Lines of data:
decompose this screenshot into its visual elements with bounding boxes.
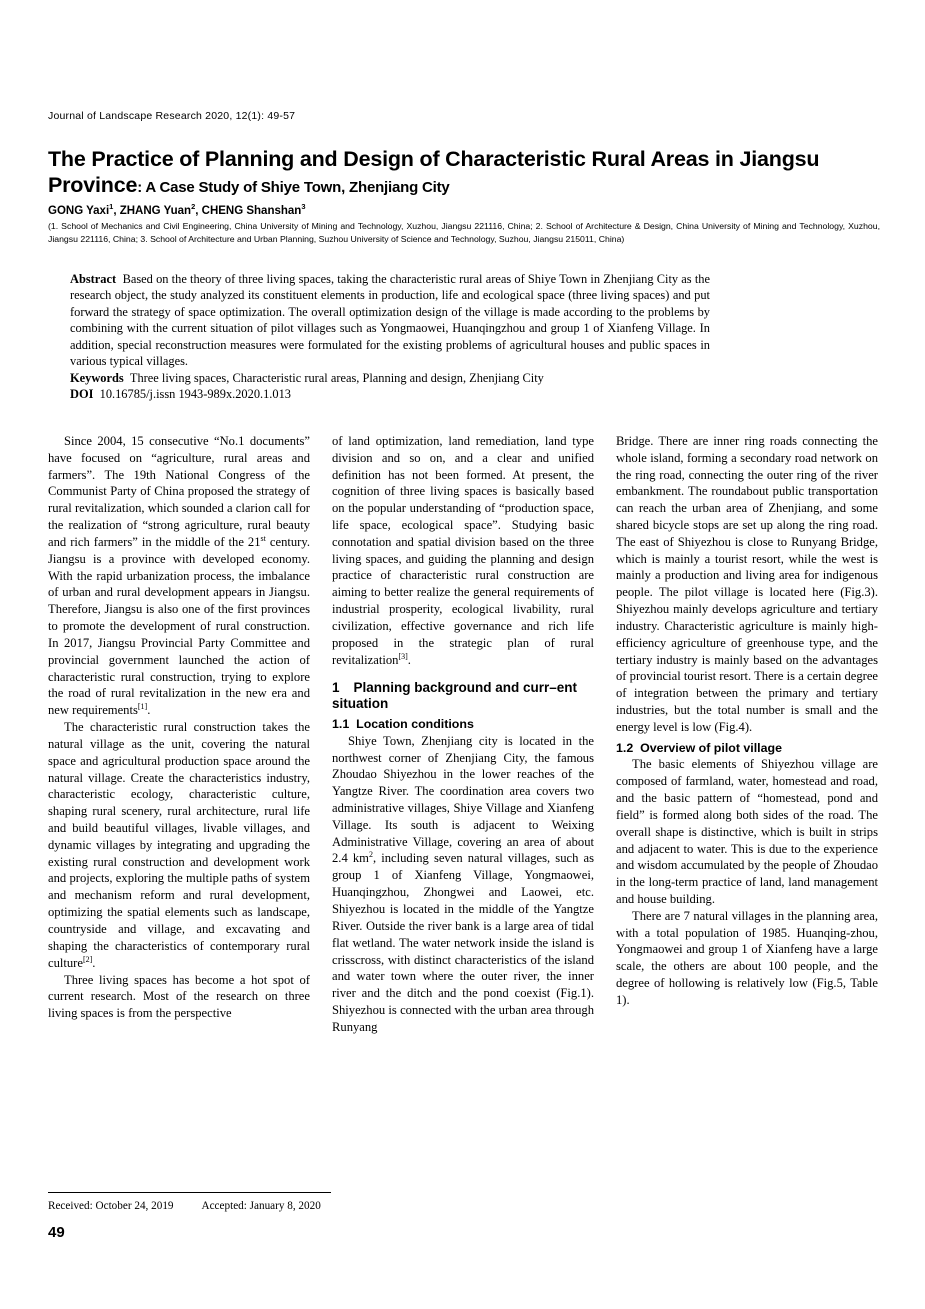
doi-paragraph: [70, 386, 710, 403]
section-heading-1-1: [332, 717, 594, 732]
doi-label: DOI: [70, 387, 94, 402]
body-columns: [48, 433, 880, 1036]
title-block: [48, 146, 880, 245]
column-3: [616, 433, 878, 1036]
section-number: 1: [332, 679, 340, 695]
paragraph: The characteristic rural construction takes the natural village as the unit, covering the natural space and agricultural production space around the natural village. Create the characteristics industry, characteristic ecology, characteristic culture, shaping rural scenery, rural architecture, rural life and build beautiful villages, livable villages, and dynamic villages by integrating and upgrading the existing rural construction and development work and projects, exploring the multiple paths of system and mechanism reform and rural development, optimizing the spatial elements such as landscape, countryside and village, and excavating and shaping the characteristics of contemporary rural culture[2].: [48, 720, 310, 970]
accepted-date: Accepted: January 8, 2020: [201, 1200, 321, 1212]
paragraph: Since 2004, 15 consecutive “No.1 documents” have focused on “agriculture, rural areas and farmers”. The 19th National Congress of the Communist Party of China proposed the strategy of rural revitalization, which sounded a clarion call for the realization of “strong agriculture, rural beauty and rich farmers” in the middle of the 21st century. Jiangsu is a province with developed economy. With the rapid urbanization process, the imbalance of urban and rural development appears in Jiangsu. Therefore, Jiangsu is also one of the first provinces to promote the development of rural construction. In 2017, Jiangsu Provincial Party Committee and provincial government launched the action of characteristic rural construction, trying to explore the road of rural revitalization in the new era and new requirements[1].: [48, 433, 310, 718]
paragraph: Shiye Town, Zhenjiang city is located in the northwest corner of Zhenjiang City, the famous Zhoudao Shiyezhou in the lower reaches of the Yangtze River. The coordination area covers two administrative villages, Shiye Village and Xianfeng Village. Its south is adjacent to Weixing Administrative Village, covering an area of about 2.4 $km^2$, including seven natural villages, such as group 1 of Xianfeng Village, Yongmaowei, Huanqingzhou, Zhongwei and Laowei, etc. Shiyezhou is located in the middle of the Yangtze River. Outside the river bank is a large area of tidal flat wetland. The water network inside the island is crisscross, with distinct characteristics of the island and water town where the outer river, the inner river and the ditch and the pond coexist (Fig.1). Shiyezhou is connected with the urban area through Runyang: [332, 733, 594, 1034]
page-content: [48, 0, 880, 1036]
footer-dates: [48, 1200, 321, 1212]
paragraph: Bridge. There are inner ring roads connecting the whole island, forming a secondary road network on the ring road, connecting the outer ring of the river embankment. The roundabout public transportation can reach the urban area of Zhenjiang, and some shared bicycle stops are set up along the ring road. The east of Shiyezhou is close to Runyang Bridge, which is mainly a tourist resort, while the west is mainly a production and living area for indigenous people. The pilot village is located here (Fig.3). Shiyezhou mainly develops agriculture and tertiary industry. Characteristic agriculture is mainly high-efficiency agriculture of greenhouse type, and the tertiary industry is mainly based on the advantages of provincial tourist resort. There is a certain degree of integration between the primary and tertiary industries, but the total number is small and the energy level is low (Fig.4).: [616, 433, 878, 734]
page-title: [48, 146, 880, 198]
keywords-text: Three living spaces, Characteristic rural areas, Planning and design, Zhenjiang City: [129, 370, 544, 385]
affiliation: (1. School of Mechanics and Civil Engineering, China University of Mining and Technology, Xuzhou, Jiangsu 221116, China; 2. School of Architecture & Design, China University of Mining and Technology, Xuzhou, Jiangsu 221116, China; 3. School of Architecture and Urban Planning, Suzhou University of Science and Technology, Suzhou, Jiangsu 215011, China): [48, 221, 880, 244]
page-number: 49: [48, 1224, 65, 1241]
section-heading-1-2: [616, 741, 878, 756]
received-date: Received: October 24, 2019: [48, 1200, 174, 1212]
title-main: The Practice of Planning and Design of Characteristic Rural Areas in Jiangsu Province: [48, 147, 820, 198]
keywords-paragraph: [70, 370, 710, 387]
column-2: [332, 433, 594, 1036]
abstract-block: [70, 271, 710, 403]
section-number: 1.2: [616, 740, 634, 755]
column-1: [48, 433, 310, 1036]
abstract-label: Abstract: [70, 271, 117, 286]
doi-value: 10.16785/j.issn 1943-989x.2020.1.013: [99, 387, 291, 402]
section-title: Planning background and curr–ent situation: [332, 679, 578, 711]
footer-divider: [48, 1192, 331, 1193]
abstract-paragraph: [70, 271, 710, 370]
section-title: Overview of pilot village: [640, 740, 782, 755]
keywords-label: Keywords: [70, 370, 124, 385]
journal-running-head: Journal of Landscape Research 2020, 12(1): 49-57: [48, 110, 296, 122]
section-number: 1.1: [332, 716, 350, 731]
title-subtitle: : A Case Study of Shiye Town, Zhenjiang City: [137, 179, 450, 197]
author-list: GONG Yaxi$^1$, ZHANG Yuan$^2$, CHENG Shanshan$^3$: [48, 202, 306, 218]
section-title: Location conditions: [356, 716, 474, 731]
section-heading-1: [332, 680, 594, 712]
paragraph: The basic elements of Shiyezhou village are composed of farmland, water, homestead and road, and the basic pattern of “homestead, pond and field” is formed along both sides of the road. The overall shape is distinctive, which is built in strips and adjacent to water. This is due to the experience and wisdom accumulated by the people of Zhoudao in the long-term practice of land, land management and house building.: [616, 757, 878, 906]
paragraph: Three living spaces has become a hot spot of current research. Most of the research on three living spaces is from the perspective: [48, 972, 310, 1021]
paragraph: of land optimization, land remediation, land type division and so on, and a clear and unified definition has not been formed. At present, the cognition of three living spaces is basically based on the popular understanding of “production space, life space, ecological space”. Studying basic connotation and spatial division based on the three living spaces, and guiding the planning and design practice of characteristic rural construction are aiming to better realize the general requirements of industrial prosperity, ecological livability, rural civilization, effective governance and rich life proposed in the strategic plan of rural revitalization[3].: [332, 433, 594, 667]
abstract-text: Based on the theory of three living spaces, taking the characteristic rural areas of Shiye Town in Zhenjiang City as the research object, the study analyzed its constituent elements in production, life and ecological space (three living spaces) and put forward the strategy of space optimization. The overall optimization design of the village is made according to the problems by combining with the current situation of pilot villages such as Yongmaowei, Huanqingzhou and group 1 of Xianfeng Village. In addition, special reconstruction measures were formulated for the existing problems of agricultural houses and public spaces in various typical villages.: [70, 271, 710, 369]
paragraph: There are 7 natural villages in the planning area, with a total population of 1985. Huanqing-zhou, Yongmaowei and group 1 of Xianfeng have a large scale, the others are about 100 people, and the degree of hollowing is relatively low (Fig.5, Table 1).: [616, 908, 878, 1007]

(Short problem) Turn the entries between the line holding "doi-paragraph: [70, 386, 710, 403]" and the line holding "section-number: 1: [332, 679, 340, 695]", inclusive, into a Markdown table with the columns No. and Entry, numbering each row and leaving out any blank lines.

(Written response)
| No. | Entry |
|---|---|
| 1 | doi-paragraph: [70, 386, 710, 403] |
| 2 | section-heading-1-1: [332, 717, 594, 732] |
| 3 | doi-label: DOI: [70, 387, 94, 402] |
| 4 | body-columns: [48, 433, 880, 1036] |
| 5 | title-block: [48, 146, 880, 245] |
| 6 | column-3: [616, 433, 878, 1036] |
| 7 | section-number: 1: [332, 679, 340, 695] |